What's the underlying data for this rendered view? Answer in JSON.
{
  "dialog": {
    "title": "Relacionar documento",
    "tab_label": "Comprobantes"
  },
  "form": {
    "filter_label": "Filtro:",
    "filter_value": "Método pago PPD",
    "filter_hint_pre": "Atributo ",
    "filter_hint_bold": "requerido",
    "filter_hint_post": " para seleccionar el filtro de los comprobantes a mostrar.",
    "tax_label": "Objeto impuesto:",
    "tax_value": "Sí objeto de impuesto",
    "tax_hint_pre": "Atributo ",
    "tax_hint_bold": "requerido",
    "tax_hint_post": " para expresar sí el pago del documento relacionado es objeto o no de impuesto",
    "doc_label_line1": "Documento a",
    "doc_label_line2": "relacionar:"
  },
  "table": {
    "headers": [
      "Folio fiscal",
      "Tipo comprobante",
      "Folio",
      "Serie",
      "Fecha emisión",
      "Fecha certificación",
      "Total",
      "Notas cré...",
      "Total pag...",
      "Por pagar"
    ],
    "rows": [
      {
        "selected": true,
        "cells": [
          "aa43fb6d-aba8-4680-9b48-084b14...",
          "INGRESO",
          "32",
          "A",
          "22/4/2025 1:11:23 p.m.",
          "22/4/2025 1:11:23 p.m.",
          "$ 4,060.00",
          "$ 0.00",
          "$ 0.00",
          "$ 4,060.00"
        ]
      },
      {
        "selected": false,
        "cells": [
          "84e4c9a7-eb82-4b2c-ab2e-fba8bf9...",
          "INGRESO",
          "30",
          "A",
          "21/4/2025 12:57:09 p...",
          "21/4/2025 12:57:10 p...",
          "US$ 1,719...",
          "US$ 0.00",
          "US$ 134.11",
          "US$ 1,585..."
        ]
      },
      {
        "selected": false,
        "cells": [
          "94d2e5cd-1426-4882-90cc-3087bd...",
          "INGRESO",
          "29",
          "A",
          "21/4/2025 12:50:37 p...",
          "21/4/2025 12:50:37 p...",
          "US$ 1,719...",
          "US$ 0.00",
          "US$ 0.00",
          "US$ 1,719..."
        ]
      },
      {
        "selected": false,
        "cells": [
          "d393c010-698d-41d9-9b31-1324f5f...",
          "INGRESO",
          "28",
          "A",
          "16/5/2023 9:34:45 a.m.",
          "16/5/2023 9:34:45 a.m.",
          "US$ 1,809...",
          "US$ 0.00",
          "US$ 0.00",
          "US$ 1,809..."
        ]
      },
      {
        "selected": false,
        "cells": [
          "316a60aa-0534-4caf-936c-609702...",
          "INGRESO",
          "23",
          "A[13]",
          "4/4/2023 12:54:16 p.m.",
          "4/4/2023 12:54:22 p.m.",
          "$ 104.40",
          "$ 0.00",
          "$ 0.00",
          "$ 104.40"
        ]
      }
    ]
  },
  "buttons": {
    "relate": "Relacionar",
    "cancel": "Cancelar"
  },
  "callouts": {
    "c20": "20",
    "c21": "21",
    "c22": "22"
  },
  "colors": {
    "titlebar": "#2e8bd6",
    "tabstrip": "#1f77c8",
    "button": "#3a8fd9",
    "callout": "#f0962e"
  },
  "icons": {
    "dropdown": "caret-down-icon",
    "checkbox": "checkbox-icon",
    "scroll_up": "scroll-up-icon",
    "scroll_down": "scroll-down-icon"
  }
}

··········

Stated goal
Look through the listing and extract every line with "impuesto" in it.

Response to the task
    "tax_label": "Objeto impuesto:",
    "tax_value": "Sí objeto de impuesto",
    "tax_hint_post": " para expresar sí el pago del documento relacionado es objeto o no de impuesto",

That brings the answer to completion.